◆ **Your task**: Reproduce each of the records below line for line, without any changes, and leave the pictures out.

◆ **Data listing**:
● ● ● ● ● ● ●

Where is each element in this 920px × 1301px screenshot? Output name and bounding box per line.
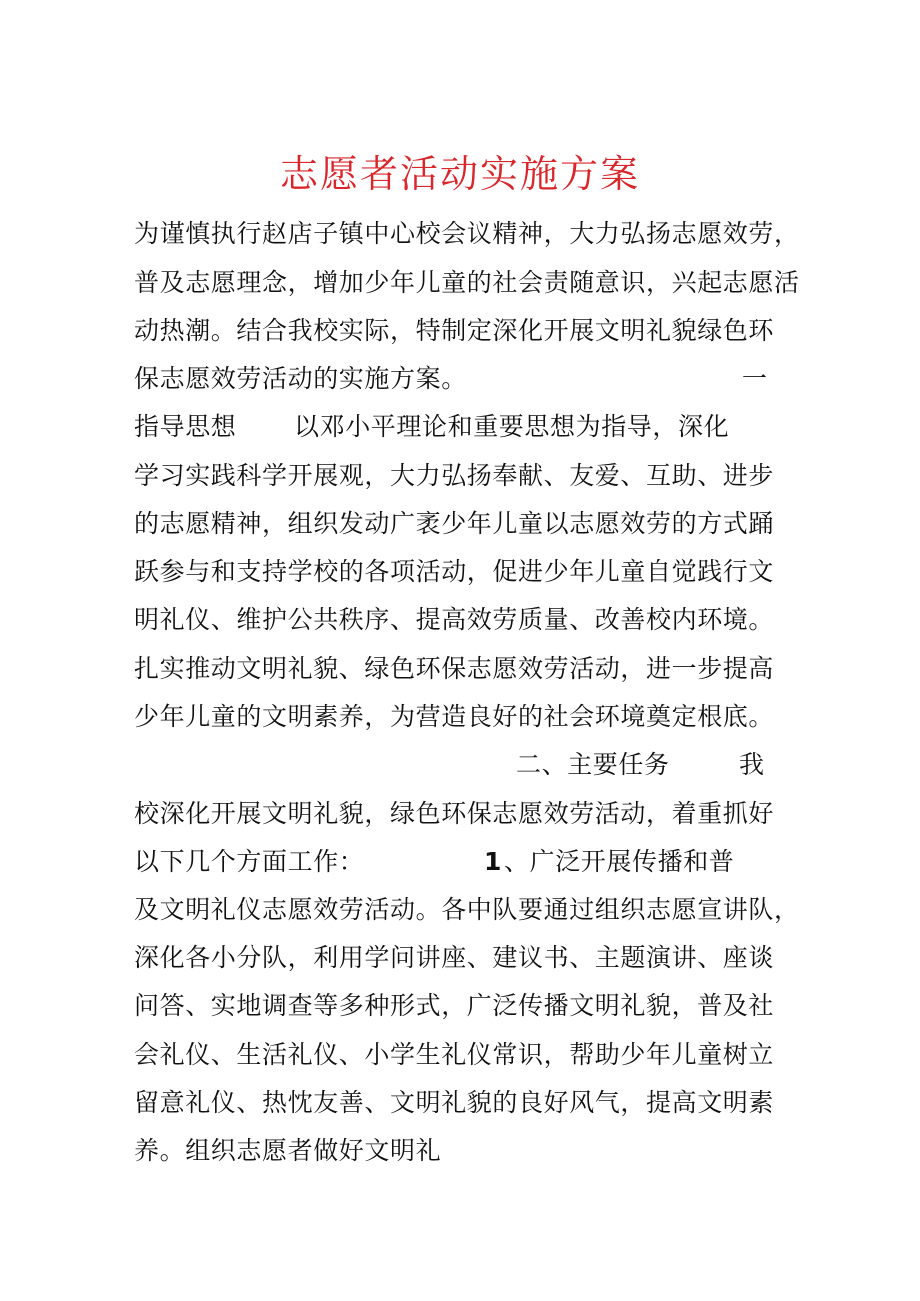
- section-heading: 指导思想: [134, 412, 237, 441]
- text-segment: 保志愿效劳活动的实施方案。: [134, 364, 467, 393]
- text-segment: 会礼仪、生活礼仪、小学生礼仪常识，帮助少年儿童树立: [134, 1040, 775, 1069]
- text-segment: 扎实推动文明礼貌、绿色环保志愿效劳活动，进一步提高: [134, 654, 775, 683]
- text-segment: 校深化开展文明礼貌，绿色环保志愿效劳活动，着重抓好: [134, 799, 775, 828]
- text-segment: 问答、实地调查等多种形式，广泛传播文明礼貌，普及社: [134, 991, 775, 1020]
- section-heading: 二、主要任务: [516, 750, 670, 779]
- text-segment: 深化各小分队，利用学问讲座、建议书、主题演讲、座谈: [134, 943, 775, 972]
- text-segment: 为谨慎执行赵店子镇中心校会议精神，大力弘扬志愿效劳，: [134, 219, 800, 248]
- text-segment: 跃参与和支持学校的各项活动，促进少年儿童自觉践行文: [134, 557, 775, 586]
- text-segment: 我: [739, 750, 765, 779]
- text-segment: 及文明礼仪志愿效劳活动。各中队要通过组织志愿宣讲队，: [134, 895, 800, 924]
- section-number: 一: [742, 364, 768, 393]
- text-segment: 以下几个方面工作：: [134, 847, 365, 876]
- text-segment: 、广泛开展传播和普: [504, 847, 735, 876]
- text-segment: 的志愿精神，组织发动广袤少年儿童以志愿效劳的方式踊: [134, 509, 775, 538]
- text-segment: 动热潮。结合我校实际，特制定深化开展文明礼貌绿色环: [134, 316, 775, 345]
- text-segment: 普及志愿理念，增加少年儿童的社会责随意识，兴起志愿活: [134, 268, 800, 297]
- text-segment: 以邓小平理论和重要思想为指导，深化: [294, 412, 730, 441]
- text-segment: 养。组织志愿者做好文明礼: [134, 1136, 442, 1165]
- text-segment: 少年儿童的文明素养，为营造良好的社会环境奠定根底。: [134, 702, 775, 731]
- document-title: 志愿者活动实施方案: [279, 152, 640, 196]
- item-number: 1: [484, 847, 502, 876]
- text-segment: 学习实践科学开展观，大力弘扬奉献、友爱、互助、进步: [134, 461, 775, 490]
- text-segment: 留意礼仪、热忱友善、文明礼貌的良好风气，提高文明素: [134, 1088, 775, 1117]
- text-segment: 明礼仪、维护公共秩序、提高效劳质量、改善校内环境。: [134, 605, 775, 634]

● ● ● ● ● ● ●

◆ **Task result**:
Where is each element in this 920px × 1301px screenshot? Output name and bounding box per line.
- section-heading: 指导思想: [134, 412, 237, 441]
- text-segment: 保志愿效劳活动的实施方案。: [134, 364, 467, 393]
- text-segment: 会礼仪、生活礼仪、小学生礼仪常识，帮助少年儿童树立: [134, 1040, 775, 1069]
- text-segment: 扎实推动文明礼貌、绿色环保志愿效劳活动，进一步提高: [134, 654, 775, 683]
- text-segment: 校深化开展文明礼貌，绿色环保志愿效劳活动，着重抓好: [134, 799, 775, 828]
- text-segment: 问答、实地调查等多种形式，广泛传播文明礼貌，普及社: [134, 991, 775, 1020]
- section-heading: 二、主要任务: [516, 750, 670, 779]
- text-segment: 深化各小分队，利用学问讲座、建议书、主题演讲、座谈: [134, 943, 775, 972]
- text-segment: 为谨慎执行赵店子镇中心校会议精神，大力弘扬志愿效劳，: [134, 219, 800, 248]
- text-segment: 跃参与和支持学校的各项活动，促进少年儿童自觉践行文: [134, 557, 775, 586]
- text-segment: 我: [739, 750, 765, 779]
- text-segment: 及文明礼仪志愿效劳活动。各中队要通过组织志愿宣讲队，: [134, 895, 800, 924]
- section-number: 一: [742, 364, 768, 393]
- text-segment: 以下几个方面工作：: [134, 847, 365, 876]
- text-segment: 、广泛开展传播和普: [504, 847, 735, 876]
- text-segment: 的志愿精神，组织发动广袤少年儿童以志愿效劳的方式踊: [134, 509, 775, 538]
- text-segment: 动热潮。结合我校实际，特制定深化开展文明礼貌绿色环: [134, 316, 775, 345]
- text-segment: 普及志愿理念，增加少年儿童的社会责随意识，兴起志愿活: [134, 268, 800, 297]
- text-segment: 以邓小平理论和重要思想为指导，深化: [294, 412, 730, 441]
- text-segment: 养。组织志愿者做好文明礼: [134, 1136, 442, 1165]
- text-segment: 少年儿童的文明素养，为营造良好的社会环境奠定根底。: [134, 702, 775, 731]
- document-title: 志愿者活动实施方案: [279, 152, 640, 196]
- item-number: 1: [484, 847, 502, 876]
- text-segment: 学习实践科学开展观，大力弘扬奉献、友爱、互助、进步: [134, 461, 775, 490]
- text-segment: 留意礼仪、热忱友善、文明礼貌的良好风气，提高文明素: [134, 1088, 775, 1117]
- text-segment: 明礼仪、维护公共秩序、提高效劳质量、改善校内环境。: [134, 605, 775, 634]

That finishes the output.